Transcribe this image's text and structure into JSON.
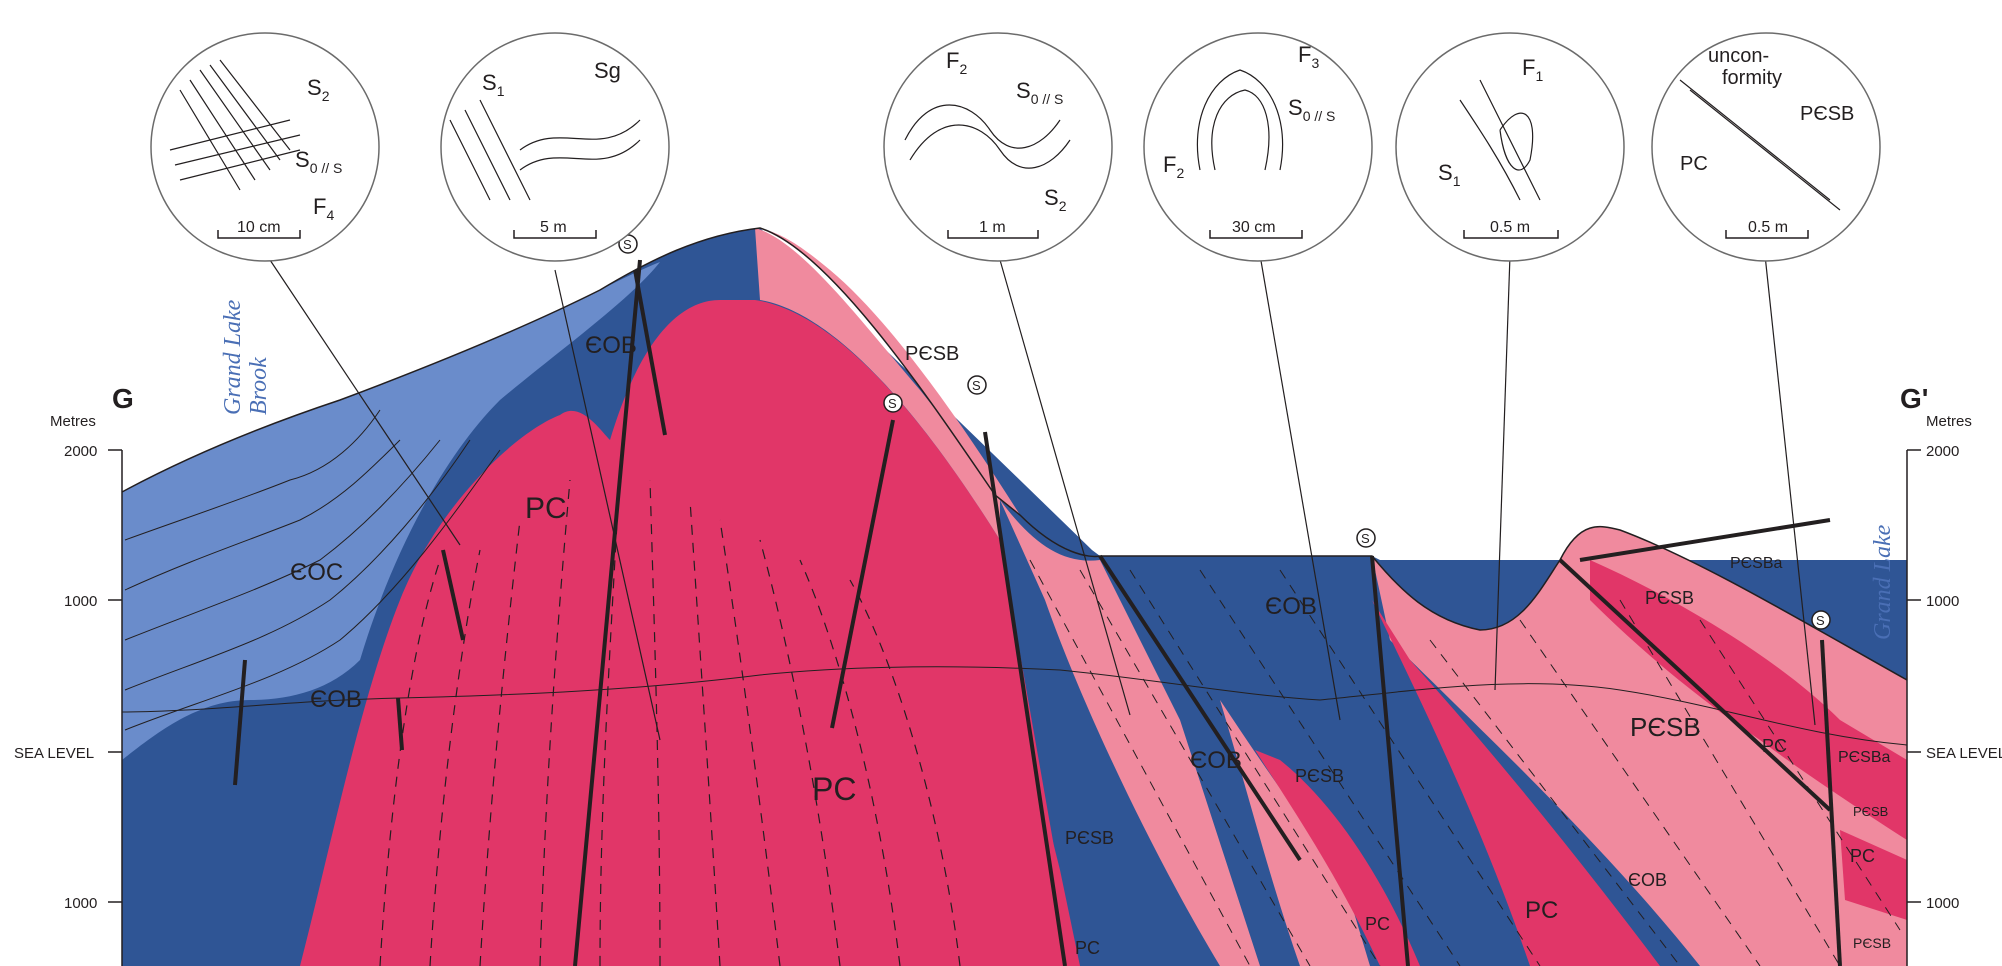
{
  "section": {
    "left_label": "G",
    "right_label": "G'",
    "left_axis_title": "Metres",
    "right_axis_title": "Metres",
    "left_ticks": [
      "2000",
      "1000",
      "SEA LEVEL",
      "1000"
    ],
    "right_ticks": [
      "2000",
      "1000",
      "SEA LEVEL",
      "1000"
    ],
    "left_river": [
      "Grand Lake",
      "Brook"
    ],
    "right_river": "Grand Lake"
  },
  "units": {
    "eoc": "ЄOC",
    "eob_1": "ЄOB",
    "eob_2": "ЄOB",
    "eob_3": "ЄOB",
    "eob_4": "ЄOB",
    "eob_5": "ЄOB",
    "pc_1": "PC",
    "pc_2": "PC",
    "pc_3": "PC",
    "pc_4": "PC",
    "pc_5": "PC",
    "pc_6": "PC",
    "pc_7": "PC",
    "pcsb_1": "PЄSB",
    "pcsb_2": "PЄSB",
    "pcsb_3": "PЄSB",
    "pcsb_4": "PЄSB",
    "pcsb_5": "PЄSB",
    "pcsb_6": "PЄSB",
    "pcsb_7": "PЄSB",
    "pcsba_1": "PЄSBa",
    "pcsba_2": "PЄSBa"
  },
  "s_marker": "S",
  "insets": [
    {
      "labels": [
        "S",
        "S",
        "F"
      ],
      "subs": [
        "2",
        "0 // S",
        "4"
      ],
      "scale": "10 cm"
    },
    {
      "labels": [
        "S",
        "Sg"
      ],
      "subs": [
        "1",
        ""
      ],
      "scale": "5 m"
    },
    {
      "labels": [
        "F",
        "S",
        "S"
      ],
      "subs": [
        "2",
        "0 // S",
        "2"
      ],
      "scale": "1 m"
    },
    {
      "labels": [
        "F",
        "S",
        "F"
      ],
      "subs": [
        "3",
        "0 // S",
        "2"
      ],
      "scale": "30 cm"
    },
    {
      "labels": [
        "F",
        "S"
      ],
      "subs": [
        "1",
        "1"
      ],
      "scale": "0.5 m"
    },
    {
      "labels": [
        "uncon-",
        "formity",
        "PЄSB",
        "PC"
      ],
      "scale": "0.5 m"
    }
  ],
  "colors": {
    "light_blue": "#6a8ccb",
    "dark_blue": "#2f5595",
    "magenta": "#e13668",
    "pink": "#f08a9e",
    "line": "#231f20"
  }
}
○ ○ ○ ○ ○ ○ ○
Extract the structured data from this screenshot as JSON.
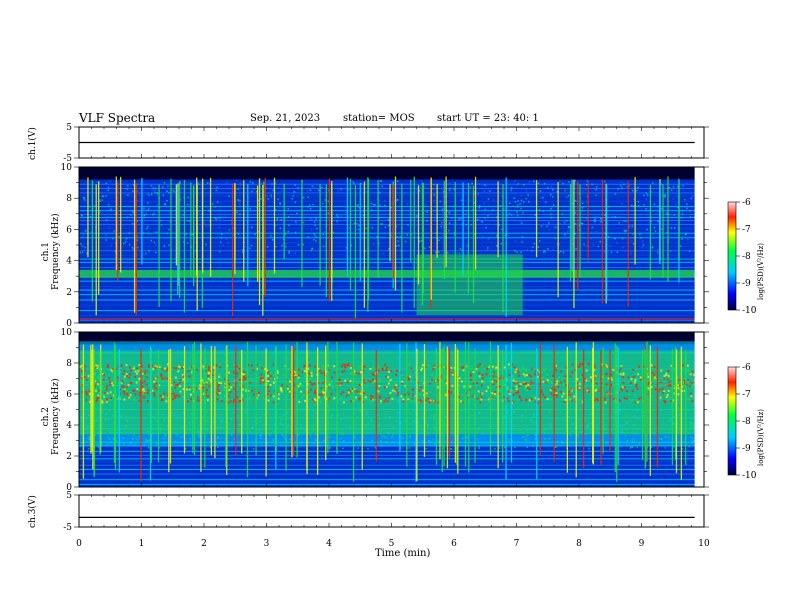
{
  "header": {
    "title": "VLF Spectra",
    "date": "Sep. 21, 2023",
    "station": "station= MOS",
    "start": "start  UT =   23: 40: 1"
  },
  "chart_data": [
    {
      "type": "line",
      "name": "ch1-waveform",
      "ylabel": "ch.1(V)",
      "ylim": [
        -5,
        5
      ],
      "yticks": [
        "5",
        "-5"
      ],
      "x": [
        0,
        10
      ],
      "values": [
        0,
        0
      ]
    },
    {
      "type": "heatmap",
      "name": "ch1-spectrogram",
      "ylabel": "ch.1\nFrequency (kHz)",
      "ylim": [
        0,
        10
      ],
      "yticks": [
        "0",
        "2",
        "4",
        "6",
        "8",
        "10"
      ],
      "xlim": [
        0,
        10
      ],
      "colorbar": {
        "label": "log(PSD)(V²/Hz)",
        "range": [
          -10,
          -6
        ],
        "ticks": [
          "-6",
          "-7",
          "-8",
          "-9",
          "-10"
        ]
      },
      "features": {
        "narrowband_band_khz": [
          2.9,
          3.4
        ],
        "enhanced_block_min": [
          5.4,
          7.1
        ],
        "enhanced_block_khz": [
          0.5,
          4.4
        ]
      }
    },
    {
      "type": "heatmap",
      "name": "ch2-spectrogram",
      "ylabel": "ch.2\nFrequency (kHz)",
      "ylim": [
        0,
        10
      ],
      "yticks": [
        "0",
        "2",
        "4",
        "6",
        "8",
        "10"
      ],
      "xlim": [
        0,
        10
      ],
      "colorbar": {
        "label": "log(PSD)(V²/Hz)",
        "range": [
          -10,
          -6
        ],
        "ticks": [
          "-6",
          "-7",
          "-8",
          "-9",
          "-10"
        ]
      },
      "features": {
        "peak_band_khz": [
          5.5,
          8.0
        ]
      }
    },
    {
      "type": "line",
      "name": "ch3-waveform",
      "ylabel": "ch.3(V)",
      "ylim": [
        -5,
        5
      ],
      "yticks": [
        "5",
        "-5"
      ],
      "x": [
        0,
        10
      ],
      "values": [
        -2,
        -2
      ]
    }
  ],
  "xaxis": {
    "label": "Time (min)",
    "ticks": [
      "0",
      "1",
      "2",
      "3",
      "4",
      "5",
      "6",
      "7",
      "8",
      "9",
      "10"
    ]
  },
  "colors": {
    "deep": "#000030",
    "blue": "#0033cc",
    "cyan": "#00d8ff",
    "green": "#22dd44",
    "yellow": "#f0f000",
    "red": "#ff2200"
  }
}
○ ○ ○ ○ ○ ○ ○
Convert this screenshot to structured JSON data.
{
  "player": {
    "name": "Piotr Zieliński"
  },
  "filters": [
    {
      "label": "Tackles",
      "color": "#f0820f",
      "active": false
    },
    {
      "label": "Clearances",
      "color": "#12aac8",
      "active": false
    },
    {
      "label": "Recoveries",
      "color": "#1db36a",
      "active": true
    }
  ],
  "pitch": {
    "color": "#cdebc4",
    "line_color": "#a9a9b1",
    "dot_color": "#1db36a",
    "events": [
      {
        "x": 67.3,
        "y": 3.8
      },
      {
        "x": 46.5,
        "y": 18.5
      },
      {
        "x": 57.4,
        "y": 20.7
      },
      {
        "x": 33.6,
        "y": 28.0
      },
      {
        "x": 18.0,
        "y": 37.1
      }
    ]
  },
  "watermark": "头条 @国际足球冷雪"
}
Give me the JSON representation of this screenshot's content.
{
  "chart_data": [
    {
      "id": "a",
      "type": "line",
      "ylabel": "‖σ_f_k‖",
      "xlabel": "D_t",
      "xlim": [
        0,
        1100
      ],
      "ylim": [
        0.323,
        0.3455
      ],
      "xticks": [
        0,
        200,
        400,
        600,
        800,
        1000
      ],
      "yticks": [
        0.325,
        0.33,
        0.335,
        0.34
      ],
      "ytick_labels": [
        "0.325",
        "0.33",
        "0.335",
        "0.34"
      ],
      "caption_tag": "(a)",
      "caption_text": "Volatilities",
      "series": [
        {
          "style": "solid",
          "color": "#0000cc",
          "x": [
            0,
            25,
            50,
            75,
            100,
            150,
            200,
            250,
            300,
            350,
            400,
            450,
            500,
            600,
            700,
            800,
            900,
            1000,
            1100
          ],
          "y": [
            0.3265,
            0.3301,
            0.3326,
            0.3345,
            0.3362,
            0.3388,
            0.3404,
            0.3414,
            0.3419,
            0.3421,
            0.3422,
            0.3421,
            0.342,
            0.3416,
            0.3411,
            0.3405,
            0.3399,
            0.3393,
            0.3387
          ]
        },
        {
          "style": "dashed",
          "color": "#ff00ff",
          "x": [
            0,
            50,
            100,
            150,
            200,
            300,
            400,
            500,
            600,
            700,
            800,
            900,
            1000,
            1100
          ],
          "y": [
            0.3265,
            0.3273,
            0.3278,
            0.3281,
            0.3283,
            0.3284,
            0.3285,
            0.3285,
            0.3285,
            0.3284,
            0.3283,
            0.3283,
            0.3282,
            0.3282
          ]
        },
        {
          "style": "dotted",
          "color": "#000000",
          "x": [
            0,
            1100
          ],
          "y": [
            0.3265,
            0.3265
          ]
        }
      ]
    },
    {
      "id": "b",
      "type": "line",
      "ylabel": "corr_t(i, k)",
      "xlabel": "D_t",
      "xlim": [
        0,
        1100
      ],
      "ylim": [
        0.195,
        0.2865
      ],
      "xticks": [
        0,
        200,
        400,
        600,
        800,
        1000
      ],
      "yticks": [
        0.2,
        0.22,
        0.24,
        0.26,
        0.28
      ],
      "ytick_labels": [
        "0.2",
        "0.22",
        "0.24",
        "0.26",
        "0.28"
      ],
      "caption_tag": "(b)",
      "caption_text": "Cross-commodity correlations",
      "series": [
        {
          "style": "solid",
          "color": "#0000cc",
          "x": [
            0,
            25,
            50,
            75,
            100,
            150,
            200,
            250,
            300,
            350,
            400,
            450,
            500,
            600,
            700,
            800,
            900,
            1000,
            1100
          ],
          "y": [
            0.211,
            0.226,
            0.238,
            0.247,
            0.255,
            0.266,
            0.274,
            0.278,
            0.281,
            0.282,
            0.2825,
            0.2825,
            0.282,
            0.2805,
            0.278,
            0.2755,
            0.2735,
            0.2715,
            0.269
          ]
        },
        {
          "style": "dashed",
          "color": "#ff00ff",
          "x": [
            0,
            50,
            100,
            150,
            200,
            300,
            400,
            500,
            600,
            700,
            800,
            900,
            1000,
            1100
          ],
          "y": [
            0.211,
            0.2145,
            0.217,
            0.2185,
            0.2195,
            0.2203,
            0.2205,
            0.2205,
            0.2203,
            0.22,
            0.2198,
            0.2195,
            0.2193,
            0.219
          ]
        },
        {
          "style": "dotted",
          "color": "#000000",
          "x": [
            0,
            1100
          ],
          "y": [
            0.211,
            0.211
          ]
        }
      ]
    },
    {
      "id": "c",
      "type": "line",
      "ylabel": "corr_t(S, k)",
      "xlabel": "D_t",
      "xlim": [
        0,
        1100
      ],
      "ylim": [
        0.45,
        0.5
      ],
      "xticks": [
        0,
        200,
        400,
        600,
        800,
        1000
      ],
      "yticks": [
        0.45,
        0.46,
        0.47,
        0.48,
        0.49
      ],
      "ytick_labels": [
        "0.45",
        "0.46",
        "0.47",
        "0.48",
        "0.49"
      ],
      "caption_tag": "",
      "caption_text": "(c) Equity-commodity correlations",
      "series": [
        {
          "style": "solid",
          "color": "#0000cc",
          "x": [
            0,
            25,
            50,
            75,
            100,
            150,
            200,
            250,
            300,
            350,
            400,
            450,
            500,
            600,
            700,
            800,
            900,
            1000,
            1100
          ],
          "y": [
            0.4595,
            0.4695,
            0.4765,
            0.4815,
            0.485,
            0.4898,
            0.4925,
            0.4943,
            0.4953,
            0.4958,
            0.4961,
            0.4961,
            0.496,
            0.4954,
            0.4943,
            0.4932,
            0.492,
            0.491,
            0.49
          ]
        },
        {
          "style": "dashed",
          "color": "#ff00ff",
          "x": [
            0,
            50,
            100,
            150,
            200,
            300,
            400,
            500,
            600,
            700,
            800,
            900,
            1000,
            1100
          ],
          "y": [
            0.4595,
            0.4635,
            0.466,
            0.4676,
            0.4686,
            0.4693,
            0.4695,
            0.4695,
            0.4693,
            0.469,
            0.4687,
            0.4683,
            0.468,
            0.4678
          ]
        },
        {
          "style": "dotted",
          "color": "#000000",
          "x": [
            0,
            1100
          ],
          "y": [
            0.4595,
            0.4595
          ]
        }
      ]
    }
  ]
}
○ ○ ○ ○ ○ ○ ○
- WHAT TO PRODUCE
Using the records above, copy every line that has the word "ylabel" in it.

- THE OUTPUT
      "ylabel": "ch.1(V)",
      "ylabel": "ch.1\nFrequency (kHz)",
      "ylabel": "ch.2\nFrequency (kHz)",
      "ylabel": "ch.3(V)",
      "ylabel": "‖σ_f_k‖",
      "ylabel": "corr_t(i, k)",
      "ylabel": "corr_t(S, k)",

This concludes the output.